### STATED EXERCISE
Omit the images, then output each of the records below exactly.

[Excerpt from a dataset]
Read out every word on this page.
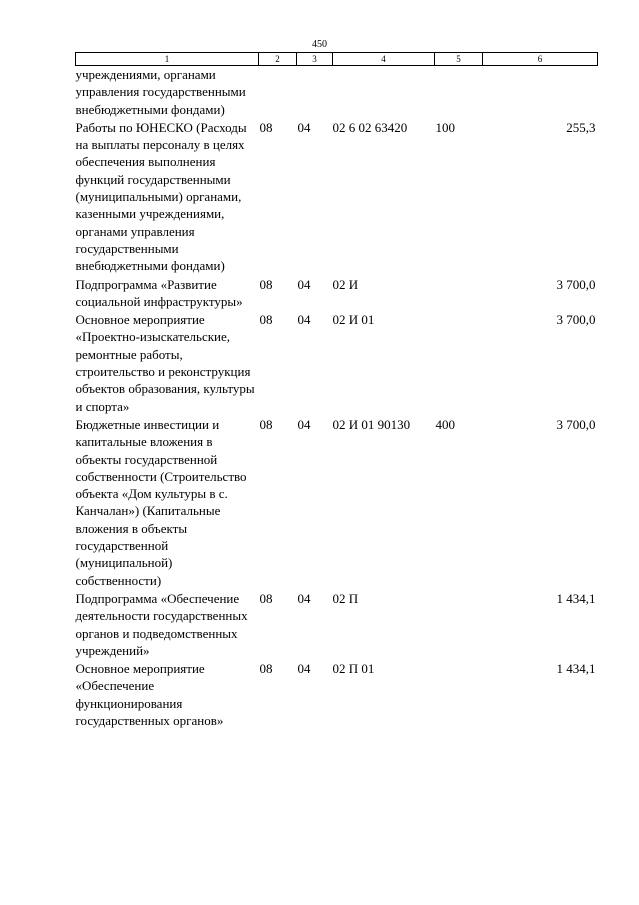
450
1	2	3	4	5	6
учреждениями, органами управления государственными внебюджетными фондами)					
Работы по ЮНЕСКО (Расходы на выплаты персоналу в целях обеспечения выполнения функций государственными (муниципальными) органами, казенными учреждениями, органами управления государственными внебюджетными фондами)	08	04	02 6 02 63420	100	255,3
Подпрограмма «Развитие социальной инфраструктуры»	08	04	02 И		3 700,0
Основное мероприятие «Проектно-изыскательские, ремонтные работы, строительство и реконструкция объектов образования, культуры и спорта»	08	04	02 И 01		3 700,0
Бюджетные инвестиции и капитальные вложения в объекты государственной собственности (Строительство объекта «Дом культуры в с. Канчалан») (Капитальные вложения в объекты государственной (муниципальной) собственности)	08	04	02 И 01 90130	400	3 700,0
Подпрограмма «Обеспечение деятельности государственных органов и подведомственных учреждений»	08	04	02 П		1 434,1
Основное мероприятие «Обеспечение функционирования государственных органов»	08	04	02 П 01		1 434,1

### FINISHED TASK
Read out every word on this page.
450
1	2	3	4	5	6
учреждениями, органами управления государственными внебюджетными фондами)					
Работы по ЮНЕСКО (Расходы на выплаты персоналу в целях обеспечения выполнения функций государственными (муниципальными) органами, казенными учреждениями, органами управления государственными внебюджетными фондами)	08	04	02 6 02 63420	100	255,3
Подпрограмма «Развитие социальной инфраструктуры»	08	04	02 И		3 700,0
Основное мероприятие «Проектно-изыскательские, ремонтные работы, строительство и реконструкция объектов образования, культуры и спорта»	08	04	02 И 01		3 700,0
Бюджетные инвестиции и капитальные вложения в объекты государственной собственности (Строительство объекта «Дом культуры в с. Канчалан») (Капитальные вложения в объекты государственной (муниципальной) собственности)	08	04	02 И 01 90130	400	3 700,0
Подпрограмма «Обеспечение деятельности государственных органов и подведомственных учреждений»	08	04	02 П		1 434,1
Основное мероприятие «Обеспечение функционирования государственных органов»	08	04	02 П 01		1 434,1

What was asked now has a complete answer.